Passage for review
+ + + + +
The project’s own narrative reveals a worsening schedule — but the official milestone table hasn’t moved.
By Michael Phillips | MDBayNews
Maryland’s perpetually delayed Purple Line is slipping further behind schedule, according to a state-mandated bimonthly progress report — even as the Maryland Transit Administration presented an unchanged milestone chart to legislators and the public.
The concessionaire Purple Line Transit Partners (PLTP) submitted its February 2026 monthly construction schedule update in March, projecting an overall delay of 78 days past the contractual Revenue Service Availability date of December 30, 2027 — pushing the projected opening to around March 17, 2028. That represents a 20-day deterioration from the prior bimonthly report, which had shown a 58-day delay as of January 2026 data.
MTA attributed the additional slippage to “snowcrete” winter weather conditions — a term for the hardened concrete-like effect of extended cold on construction work — and said it is actively working with PLTP to explore alternative testing sequences to recover time.
+ + + + +
Page layout parsing data
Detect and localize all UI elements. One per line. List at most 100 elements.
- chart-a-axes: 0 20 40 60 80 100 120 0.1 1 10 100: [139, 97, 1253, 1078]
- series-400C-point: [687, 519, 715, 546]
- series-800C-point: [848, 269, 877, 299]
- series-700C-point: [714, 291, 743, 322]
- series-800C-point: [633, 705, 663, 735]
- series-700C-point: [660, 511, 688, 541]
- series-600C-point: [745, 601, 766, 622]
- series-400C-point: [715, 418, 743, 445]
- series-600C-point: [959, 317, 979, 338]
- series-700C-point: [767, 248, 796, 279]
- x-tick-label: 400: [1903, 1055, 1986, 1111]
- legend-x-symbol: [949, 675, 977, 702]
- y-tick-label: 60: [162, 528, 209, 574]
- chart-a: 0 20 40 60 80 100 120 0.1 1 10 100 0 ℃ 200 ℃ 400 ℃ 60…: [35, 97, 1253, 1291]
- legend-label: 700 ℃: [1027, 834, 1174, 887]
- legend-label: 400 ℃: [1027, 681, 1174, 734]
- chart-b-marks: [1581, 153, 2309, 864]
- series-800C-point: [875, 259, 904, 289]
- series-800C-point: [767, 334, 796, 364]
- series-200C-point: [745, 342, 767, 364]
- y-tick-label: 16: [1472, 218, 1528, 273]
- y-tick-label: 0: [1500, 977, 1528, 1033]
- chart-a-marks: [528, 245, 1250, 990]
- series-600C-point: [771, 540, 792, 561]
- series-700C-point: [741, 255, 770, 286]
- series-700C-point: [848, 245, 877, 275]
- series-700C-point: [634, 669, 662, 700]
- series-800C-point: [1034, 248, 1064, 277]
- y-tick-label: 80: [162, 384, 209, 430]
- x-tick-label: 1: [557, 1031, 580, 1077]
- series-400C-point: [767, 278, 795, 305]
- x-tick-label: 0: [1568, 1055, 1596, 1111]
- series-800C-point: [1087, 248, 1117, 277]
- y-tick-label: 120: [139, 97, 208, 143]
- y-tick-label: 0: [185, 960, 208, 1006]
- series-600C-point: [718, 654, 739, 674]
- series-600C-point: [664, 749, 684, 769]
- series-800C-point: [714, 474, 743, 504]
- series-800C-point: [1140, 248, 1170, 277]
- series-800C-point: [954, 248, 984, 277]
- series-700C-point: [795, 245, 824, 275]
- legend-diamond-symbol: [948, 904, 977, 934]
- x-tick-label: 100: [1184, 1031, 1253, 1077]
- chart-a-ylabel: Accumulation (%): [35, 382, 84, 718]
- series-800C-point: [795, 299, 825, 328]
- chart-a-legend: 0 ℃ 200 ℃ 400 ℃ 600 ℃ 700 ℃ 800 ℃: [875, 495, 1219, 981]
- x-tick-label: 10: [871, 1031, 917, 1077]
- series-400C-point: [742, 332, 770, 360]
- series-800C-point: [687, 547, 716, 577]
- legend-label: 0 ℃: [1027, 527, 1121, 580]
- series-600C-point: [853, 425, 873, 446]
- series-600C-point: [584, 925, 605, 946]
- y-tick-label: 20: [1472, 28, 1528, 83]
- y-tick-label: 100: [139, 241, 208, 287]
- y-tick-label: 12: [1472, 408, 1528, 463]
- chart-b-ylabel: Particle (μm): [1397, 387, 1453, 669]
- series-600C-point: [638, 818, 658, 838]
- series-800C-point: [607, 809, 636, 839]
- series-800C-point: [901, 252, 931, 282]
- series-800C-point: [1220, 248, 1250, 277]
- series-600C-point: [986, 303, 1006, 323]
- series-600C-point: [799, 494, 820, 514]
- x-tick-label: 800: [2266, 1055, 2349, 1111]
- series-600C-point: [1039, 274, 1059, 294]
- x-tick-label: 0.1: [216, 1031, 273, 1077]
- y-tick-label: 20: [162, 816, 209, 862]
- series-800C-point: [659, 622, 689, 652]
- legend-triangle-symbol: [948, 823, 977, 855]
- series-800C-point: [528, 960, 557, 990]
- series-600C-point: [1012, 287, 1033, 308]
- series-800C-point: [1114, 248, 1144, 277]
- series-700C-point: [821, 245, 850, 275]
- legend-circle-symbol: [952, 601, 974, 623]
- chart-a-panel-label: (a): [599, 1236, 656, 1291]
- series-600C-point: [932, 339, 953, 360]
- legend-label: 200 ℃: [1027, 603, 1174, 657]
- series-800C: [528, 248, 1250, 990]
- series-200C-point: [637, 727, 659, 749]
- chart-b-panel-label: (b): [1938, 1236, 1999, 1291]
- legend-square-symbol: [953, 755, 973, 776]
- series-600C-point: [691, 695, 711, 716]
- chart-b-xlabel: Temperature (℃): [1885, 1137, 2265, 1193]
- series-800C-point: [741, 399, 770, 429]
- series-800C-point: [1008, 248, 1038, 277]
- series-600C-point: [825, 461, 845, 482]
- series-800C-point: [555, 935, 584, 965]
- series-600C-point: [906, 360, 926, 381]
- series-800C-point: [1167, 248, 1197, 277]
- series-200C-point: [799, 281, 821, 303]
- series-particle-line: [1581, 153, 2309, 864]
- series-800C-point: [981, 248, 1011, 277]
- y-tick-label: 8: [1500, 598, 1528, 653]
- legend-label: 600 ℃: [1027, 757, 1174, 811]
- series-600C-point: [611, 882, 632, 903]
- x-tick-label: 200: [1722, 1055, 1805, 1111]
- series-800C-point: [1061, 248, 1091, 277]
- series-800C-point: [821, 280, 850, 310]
+ + + + +
Complete the following
- a) According to the Purple Line article, what caused the schedule to slip further, and how does MTA plan to respond? Answer in one to three sentences.
- b) Carry the Purple Line article forward from its last sentence.
You can set the rows aside, since nothing here depends on them.

Per-task answers
- a) MTA blamed the added delay on "snowcrete" winter weather, meaning the hardened, concrete-like effect that long cold spells have on construction work. It said it is working with PLTP to try other testing sequences to win back time.

- b)
But the explanation comes with a notable caveat: the project’s official milestone table, which MTA submits to the legislature’s Joint Chairmen’s Report, showed no change. Delegate Marc Korman (D-Montgomery), who has closely tracked the project, flagged the discrepancy in a public post this week, calling the static chart misleading. The delay is disclosed in the narrative section of the report — not in the milestone table that most lawmakers and members of the public are likely to consult first.
“The project milestone chart has not changed,” Korman wrote, “but I think this is misleading.”
The milestone chart continues to list Revenue Service Availability as “End of 2027” — language that no longer reflects the concessionaire’s own current schedule.

A Pattern of Optimistic Framing
The presentation gap is consistent with how MTA has managed communications throughout the Purple Line’s long construction history. The project broke ground in 2017 with a target opening of spring 2022. It has since survived a contractor collapse, a $250 million settlement, a design-build contractor replacement, pandemic-related supply chain failures, repeated weather delays, and serial schedule amendments — each accompanied by assurances of active mitigation.
The March 2026 JCR report confirmed that as of January 31, overall design and construction stood at 88.8 percent complete. Rail installation had reached 87 percent, with track work on Wayne Avenue still ongoing. The Capital Crescent Trail — whose reopening had itself been pushed from spring to fall 2026 due to continued use as a construction access corridor — stood at just 68.3 percent complete.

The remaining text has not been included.